LATIHAN SINGKAT: Salin ulang bagian teks tentang resolusi konflik di bawah ini tanpa mengubah apa pun, mulai dari "Saudara sekalian, sesungguhnya" dan berakhir pada "terasa terasaa nyerinya.".

TEKS YANG DITAMPILKAN:
Resolusi
Konflik *
Saudara sekalian, bila kita berkesempatan untuk membuka-buka kamus Cassel Concise English Dictionary, kita akan menemukan definisi konflik yaitu suatu pertarungan, benturan, pergulatan ide, pertentangan kepentingan, opini-opini, nilai-nilai, perbedaan persepsi atau tujuan, pergulatan mental, penderitaan batin. Setidaknya ada lima macam konflik dalam organisasi yang bisa dilihat berdasarkan faktor penyebab. Yakni: konflik kepentingan, konflik kepemimpinan, konflik gaya, konflik kepribadian, dan konflik latar belakang. Konflik yang muncul ke permukaan bukannya datang dengan tiba-tiba, melainkan akumulasi dari meruncingnya perbedaan needs, values, positions, methods, sehingga berbeda di dalam menilai sebuah fakta. Di lingkungan kerja, konflik hampir selalu terjadi dan tidak bisa dihindari. Baik konflik antara atasan dan bawahan, maupun konflik antar individu lainnya.
Saudara sekalian, sesungguhnya ada sebagian dari kita
melihat konfilk identik dengan bencana, sebagian lagi melihat konflk merupakan
sebuah fase dari proses pendewasaan diri, team, atau organisasi. Apabila kita
melihat konflik sebagai bencana maka dalam menyelesaikan konflik tak ada
bedanya dengan kita ingin memadamkan api,
ambil air siramkan ke sumber air. Dengan cara itu konflik mungkin berakhir,
tapi jangan lupa dampaknya berupa iri, sakit hati, yang membekas seperti luka
lama yang jika ada gesekan sedikit saja akan terasa terasaa nyerinya.

ENTRI YANG DIAMBIL:
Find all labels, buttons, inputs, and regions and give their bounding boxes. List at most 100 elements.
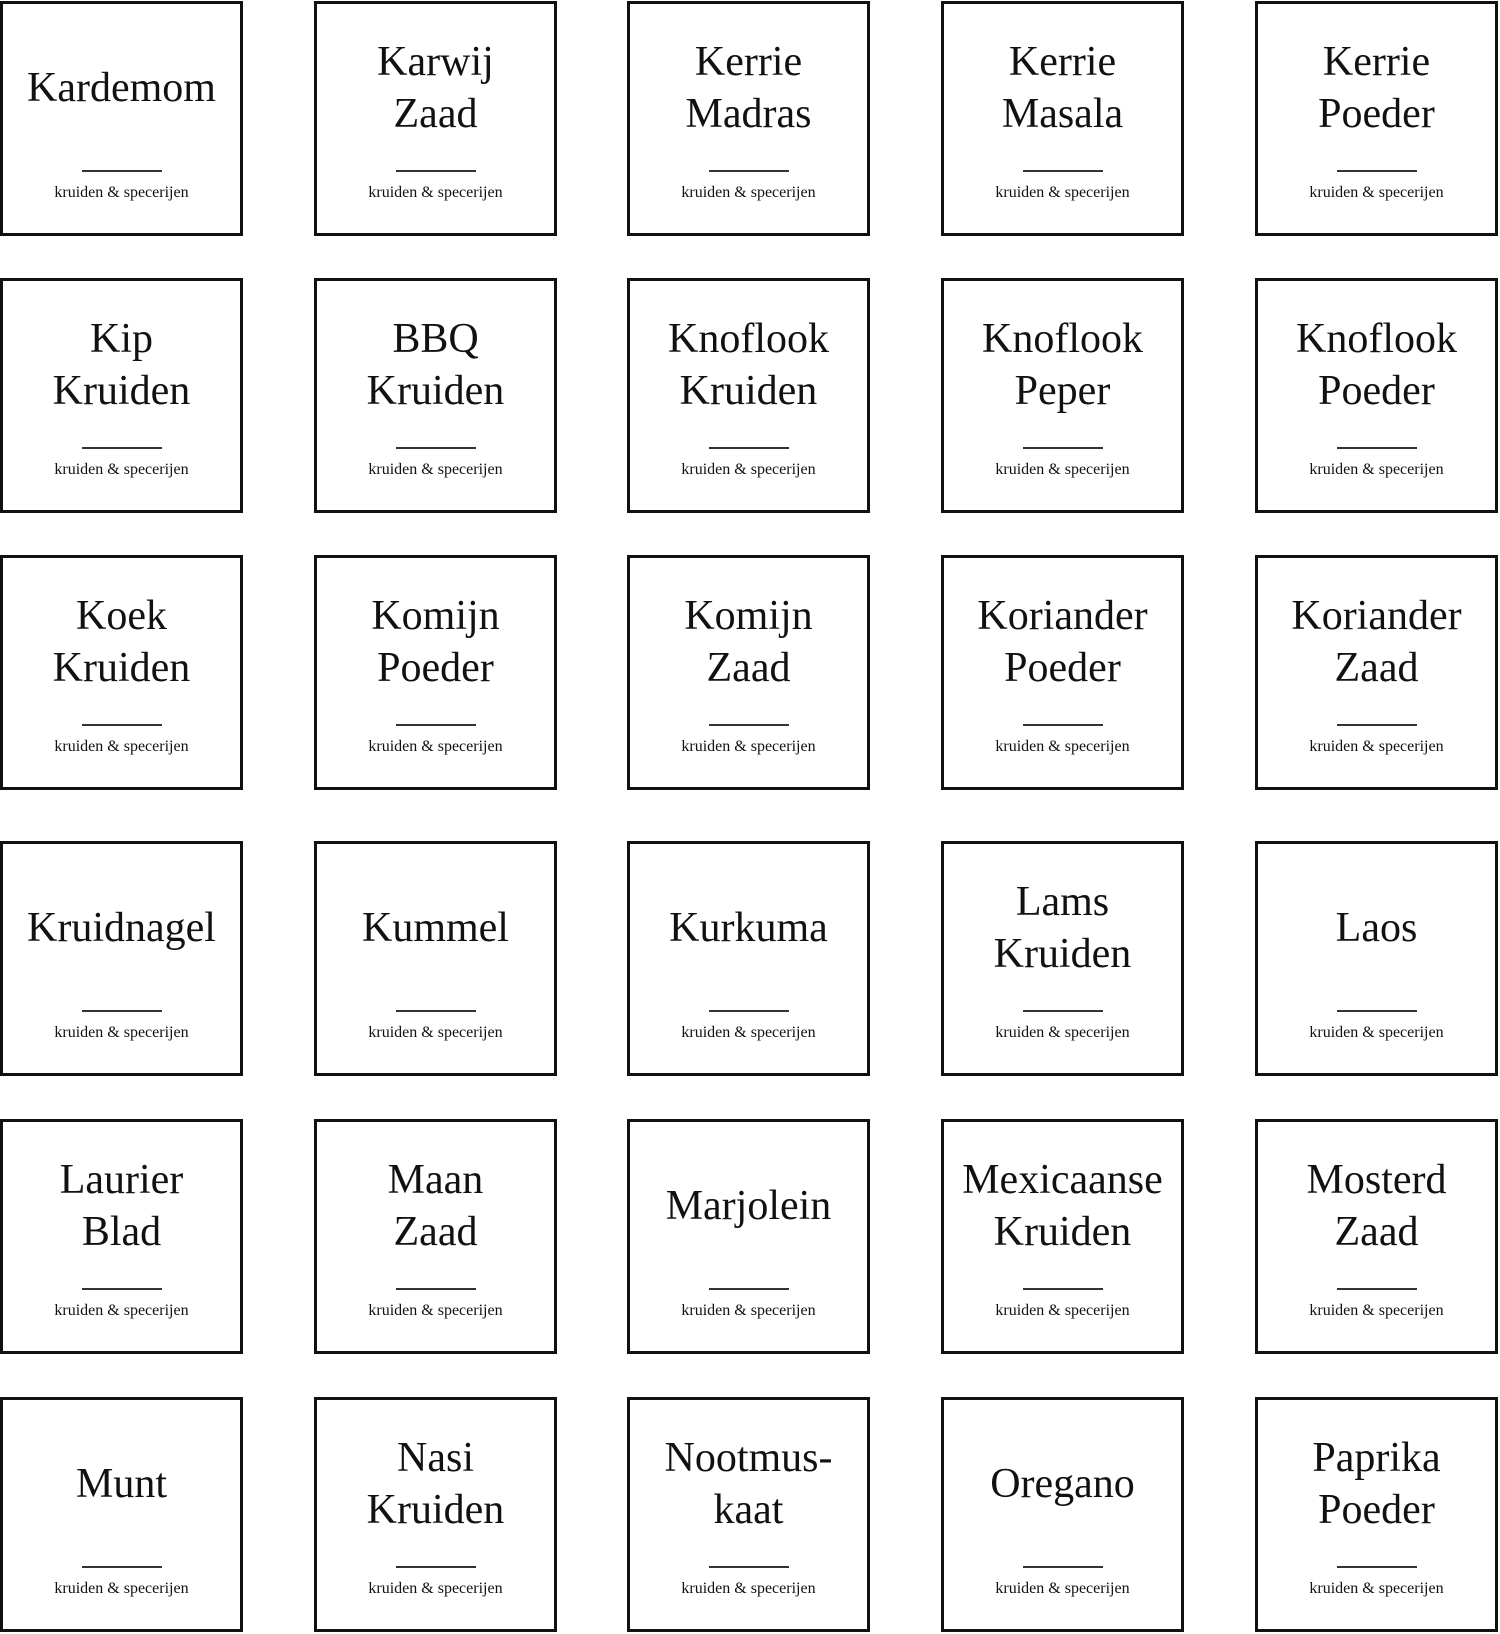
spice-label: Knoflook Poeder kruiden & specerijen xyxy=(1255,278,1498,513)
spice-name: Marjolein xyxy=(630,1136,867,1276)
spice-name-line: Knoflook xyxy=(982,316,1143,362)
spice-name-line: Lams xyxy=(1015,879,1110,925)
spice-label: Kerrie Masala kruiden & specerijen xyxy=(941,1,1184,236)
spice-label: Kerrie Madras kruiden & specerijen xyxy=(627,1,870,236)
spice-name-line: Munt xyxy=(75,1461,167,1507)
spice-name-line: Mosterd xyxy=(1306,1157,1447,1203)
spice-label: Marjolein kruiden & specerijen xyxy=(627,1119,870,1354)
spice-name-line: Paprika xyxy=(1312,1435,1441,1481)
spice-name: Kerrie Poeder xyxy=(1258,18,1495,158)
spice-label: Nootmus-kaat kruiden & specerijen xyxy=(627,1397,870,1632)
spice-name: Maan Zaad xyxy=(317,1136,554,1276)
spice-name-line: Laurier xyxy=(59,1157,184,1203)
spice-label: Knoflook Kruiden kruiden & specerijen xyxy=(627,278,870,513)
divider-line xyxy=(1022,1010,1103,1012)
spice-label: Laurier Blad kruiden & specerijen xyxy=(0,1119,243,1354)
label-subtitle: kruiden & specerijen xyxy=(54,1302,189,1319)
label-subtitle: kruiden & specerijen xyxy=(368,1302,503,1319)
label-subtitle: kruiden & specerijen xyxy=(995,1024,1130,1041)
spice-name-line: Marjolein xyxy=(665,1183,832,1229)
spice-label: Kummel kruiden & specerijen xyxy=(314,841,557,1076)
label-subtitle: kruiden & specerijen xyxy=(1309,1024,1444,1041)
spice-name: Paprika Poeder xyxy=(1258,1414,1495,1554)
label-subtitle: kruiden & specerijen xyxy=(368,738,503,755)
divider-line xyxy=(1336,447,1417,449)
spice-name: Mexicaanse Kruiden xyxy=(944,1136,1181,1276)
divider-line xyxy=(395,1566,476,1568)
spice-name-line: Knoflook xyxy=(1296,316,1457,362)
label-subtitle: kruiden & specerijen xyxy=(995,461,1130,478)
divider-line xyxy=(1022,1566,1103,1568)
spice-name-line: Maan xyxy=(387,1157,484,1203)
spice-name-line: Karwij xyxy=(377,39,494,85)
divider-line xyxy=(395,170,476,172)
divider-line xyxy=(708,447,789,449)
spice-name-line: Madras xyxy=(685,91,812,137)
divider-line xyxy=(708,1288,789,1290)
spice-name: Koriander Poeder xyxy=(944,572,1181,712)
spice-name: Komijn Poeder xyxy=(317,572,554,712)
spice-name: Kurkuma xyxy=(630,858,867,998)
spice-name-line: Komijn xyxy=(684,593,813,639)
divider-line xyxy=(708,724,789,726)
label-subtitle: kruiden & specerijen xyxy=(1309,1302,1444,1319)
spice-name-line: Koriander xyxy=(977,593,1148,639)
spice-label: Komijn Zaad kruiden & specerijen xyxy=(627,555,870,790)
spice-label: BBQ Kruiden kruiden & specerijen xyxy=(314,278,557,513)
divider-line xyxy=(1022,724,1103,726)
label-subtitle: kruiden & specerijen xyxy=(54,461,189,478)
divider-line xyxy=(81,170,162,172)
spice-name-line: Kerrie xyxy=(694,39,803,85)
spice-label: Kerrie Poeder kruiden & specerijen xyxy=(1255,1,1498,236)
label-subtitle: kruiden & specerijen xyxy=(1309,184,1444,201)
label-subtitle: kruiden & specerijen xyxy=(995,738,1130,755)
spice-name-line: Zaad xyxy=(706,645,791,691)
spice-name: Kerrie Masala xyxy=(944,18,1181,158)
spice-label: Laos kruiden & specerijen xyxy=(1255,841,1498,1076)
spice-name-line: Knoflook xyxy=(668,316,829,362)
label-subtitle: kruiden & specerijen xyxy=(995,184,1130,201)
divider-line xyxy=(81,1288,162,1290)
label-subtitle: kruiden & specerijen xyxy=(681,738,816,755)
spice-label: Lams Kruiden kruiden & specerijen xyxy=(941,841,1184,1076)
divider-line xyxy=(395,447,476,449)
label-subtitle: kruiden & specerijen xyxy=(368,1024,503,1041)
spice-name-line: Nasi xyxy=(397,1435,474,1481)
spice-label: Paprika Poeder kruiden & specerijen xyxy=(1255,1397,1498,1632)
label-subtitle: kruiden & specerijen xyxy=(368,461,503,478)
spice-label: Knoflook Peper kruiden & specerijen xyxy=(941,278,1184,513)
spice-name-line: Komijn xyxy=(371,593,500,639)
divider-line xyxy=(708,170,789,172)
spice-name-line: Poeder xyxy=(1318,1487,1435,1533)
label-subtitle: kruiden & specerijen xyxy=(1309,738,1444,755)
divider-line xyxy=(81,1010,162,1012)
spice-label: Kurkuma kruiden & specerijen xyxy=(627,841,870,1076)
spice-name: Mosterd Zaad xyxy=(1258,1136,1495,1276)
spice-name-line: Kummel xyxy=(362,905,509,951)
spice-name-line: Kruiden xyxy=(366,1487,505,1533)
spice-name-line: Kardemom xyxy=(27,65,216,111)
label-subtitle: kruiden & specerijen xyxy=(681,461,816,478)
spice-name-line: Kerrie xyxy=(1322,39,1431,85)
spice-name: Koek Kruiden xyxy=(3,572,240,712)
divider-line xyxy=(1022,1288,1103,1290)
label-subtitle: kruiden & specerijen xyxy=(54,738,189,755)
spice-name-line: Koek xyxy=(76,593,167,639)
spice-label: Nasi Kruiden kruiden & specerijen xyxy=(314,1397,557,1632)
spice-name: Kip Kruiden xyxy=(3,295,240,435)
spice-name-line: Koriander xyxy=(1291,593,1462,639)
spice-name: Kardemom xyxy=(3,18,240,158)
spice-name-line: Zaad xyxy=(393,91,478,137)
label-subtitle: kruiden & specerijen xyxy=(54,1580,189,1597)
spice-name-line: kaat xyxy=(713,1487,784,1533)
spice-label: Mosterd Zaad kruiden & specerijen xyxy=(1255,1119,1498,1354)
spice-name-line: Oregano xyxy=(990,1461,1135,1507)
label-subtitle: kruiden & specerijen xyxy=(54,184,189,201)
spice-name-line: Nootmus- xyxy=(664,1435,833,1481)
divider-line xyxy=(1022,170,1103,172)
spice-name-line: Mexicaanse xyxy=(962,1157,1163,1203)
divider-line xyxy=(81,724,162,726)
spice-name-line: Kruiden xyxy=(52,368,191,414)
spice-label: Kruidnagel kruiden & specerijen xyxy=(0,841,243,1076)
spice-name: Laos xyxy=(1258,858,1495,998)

--

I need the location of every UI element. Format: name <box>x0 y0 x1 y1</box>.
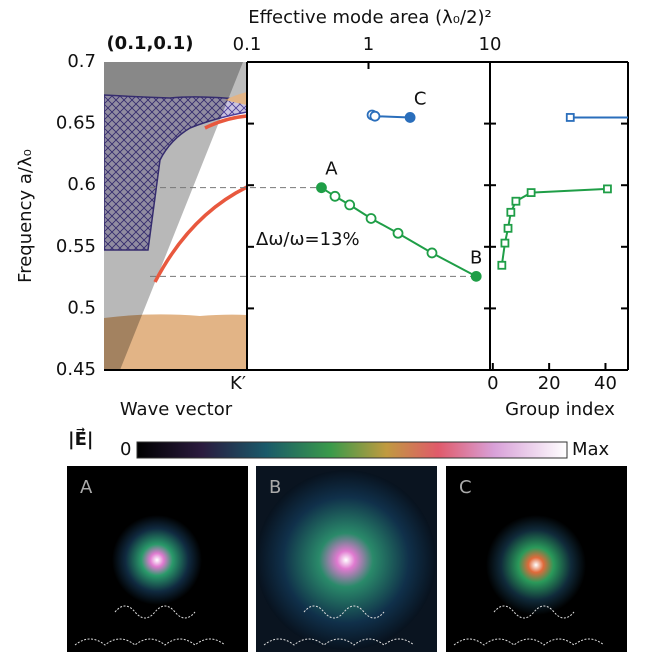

--

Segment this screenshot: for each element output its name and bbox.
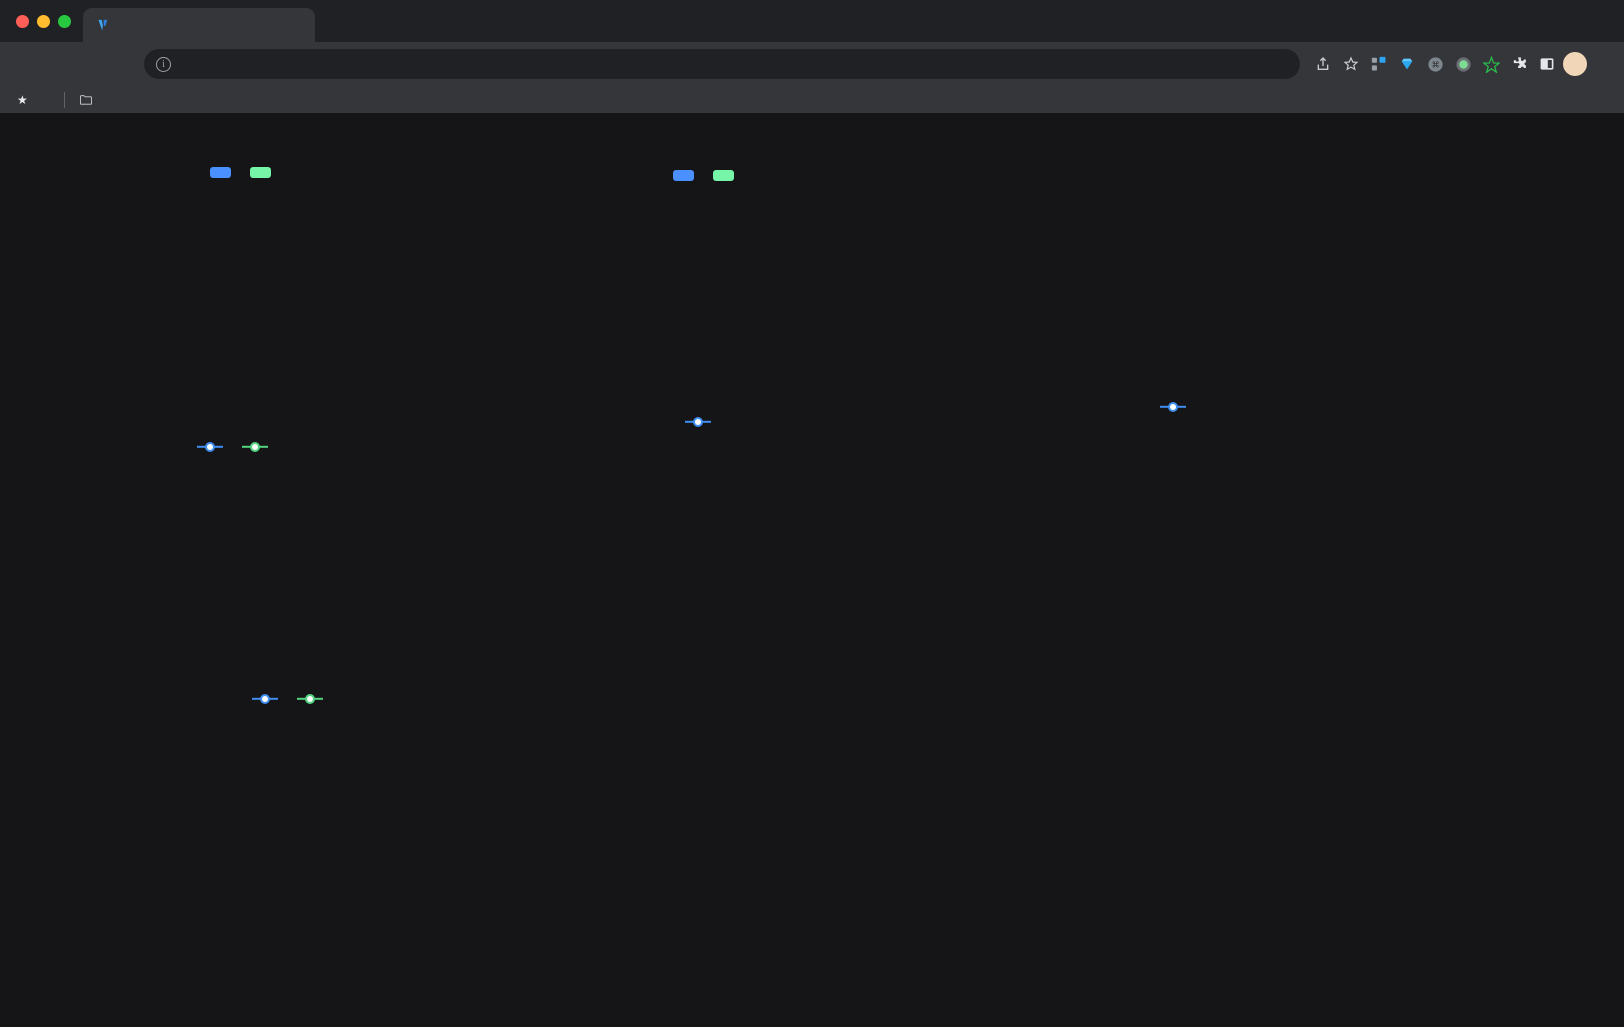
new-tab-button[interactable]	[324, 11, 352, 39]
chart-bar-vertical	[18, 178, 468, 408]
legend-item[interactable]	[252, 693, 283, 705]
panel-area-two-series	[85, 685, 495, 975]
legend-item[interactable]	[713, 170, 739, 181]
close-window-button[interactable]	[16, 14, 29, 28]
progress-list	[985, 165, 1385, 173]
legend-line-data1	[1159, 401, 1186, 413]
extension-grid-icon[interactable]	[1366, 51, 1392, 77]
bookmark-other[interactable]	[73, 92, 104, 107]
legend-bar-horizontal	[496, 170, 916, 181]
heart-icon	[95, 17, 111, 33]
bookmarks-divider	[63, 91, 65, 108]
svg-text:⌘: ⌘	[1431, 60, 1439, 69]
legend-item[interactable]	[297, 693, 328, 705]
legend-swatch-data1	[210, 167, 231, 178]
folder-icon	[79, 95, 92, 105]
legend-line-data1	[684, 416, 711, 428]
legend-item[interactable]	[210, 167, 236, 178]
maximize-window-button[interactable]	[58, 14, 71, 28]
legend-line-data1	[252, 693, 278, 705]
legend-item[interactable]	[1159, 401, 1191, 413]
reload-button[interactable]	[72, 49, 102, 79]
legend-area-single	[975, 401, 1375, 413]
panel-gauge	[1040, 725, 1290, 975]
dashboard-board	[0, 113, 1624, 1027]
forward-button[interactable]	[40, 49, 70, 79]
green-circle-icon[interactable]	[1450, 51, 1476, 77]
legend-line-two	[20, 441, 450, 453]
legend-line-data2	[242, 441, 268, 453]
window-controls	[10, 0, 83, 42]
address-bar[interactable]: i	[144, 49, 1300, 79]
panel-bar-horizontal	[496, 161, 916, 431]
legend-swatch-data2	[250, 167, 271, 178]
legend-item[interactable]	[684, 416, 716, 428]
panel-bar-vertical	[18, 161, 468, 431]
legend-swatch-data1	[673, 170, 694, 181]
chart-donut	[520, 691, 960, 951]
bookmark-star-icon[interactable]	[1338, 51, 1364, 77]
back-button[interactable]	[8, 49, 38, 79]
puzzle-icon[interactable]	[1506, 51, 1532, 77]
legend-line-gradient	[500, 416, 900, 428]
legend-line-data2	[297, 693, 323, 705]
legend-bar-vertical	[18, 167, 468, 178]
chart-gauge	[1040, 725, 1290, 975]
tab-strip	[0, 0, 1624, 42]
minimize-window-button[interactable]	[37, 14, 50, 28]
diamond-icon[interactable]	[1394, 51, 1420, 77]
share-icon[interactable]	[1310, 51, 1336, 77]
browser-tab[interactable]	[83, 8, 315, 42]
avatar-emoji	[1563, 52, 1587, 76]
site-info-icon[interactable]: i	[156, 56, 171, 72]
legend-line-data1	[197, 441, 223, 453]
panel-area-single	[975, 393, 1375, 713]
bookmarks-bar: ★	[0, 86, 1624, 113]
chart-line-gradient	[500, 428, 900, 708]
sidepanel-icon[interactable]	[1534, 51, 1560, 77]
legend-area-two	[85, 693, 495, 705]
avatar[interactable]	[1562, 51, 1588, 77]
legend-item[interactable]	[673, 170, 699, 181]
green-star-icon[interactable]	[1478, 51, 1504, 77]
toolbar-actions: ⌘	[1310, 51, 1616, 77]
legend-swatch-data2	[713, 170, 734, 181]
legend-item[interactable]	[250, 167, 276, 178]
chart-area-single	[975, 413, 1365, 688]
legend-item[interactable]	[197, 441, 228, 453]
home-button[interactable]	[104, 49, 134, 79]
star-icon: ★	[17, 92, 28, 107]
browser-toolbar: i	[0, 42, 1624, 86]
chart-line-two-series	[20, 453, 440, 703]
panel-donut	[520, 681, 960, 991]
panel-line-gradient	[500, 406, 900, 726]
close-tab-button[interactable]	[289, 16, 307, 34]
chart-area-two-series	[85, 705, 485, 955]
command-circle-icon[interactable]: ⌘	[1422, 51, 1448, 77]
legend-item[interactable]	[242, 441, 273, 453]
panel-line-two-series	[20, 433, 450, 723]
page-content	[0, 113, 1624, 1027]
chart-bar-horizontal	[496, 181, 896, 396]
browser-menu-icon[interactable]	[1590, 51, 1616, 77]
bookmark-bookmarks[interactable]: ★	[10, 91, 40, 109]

JAWABAN LENGKAP:
Saudara sekalian, sesungguhnya ada sebagian dari kita
melihat konfilk identik dengan bencana, sebagian lagi melihat konflk merupakan
sebuah fase dari proses pendewasaan diri, team, atau organisasi. Apabila kita
melihat konflik sebagai bencana maka dalam menyelesaikan konflik tak ada
bedanya dengan kita ingin memadamkan api,
ambil air siramkan ke sumber air. Dengan cara itu konflik mungkin berakhir,
tapi jangan lupa dampaknya berupa iri, sakit hati, yang membekas seperti luka
lama yang jika ada gesekan sedikit saja akan terasa terasaa nyerinya.